◆ SET TASK: Search the data for the word "significant". Reproduce every line where it is found.

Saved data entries
--- --- ---

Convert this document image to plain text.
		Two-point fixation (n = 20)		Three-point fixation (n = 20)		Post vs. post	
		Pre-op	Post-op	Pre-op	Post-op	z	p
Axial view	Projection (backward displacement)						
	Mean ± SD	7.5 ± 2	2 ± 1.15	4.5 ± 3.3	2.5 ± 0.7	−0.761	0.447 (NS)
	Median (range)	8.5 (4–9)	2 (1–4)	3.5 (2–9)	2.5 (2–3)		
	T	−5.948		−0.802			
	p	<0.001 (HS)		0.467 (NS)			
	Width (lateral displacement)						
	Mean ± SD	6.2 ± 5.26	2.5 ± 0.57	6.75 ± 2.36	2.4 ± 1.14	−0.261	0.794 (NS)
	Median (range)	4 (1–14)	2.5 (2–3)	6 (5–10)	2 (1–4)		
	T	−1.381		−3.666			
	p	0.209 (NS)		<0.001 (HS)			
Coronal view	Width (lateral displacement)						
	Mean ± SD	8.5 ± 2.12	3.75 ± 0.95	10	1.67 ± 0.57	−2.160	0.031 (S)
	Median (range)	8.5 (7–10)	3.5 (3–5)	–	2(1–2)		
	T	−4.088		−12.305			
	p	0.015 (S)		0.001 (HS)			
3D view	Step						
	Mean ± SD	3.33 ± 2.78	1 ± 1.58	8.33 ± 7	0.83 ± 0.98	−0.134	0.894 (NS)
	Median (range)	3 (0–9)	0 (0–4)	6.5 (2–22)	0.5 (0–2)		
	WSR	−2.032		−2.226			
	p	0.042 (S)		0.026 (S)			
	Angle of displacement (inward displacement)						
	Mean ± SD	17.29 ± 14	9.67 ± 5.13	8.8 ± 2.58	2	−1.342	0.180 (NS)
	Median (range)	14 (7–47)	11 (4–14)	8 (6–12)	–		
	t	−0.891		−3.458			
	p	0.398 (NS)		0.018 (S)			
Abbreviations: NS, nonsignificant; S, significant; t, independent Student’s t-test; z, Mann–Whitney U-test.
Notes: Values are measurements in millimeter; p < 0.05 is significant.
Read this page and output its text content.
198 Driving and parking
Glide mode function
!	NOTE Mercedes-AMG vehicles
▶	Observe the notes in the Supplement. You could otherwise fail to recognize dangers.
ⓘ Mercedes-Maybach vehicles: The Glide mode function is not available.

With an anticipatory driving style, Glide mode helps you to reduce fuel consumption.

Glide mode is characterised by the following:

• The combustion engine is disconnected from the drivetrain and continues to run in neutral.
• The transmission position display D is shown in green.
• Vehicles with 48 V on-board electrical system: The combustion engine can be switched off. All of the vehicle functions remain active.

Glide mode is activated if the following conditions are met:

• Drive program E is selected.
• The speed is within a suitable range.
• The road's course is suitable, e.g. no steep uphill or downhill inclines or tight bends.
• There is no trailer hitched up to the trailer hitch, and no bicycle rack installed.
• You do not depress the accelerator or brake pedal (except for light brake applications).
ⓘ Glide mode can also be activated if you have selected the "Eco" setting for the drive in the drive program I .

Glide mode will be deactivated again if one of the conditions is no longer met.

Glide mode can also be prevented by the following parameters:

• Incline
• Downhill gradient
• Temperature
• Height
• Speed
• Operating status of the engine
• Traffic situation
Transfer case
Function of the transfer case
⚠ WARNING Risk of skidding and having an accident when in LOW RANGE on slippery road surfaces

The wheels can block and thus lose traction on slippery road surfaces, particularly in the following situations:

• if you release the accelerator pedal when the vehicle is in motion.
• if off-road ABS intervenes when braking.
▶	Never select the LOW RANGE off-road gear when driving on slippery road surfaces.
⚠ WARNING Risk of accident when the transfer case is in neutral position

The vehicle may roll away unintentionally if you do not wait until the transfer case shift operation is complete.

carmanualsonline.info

--- --- ---

◆ OUTPUT FOR THIS TASK:
Abbreviations: NS, nonsignificant; S, significant; t, independent Student’s t-test; z, Mann–Whitney U-test.
Notes: Values are measurements in millimeter; p < 0.05 is significant.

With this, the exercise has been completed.